EXERCISE GOAL -> Reproduce each line from the records that holds "pouch".

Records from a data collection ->
┄┄┄┄┄┄

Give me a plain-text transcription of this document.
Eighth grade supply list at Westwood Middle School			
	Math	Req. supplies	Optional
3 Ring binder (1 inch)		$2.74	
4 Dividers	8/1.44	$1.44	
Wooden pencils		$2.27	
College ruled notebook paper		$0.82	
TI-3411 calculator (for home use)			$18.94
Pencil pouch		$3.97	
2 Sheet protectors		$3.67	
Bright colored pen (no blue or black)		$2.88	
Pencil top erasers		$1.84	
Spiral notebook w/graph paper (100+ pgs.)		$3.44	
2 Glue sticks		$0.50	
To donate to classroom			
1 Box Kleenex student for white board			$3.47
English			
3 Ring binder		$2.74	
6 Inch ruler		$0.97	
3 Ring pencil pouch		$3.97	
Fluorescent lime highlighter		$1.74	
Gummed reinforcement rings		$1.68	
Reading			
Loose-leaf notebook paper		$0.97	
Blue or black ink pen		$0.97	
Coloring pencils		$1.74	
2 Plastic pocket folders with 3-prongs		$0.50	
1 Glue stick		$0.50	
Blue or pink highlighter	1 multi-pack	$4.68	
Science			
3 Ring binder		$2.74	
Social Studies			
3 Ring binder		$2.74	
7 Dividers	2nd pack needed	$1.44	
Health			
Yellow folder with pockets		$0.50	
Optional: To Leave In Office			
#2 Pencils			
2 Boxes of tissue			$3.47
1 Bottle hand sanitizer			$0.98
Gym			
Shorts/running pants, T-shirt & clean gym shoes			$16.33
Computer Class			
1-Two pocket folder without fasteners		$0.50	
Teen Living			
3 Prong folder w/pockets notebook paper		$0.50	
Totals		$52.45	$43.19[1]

┄┄┄┄┄┄

FINAL RESULT ->
Pencil pouch		$3.97	
3 Ring pencil pouch		$3.97	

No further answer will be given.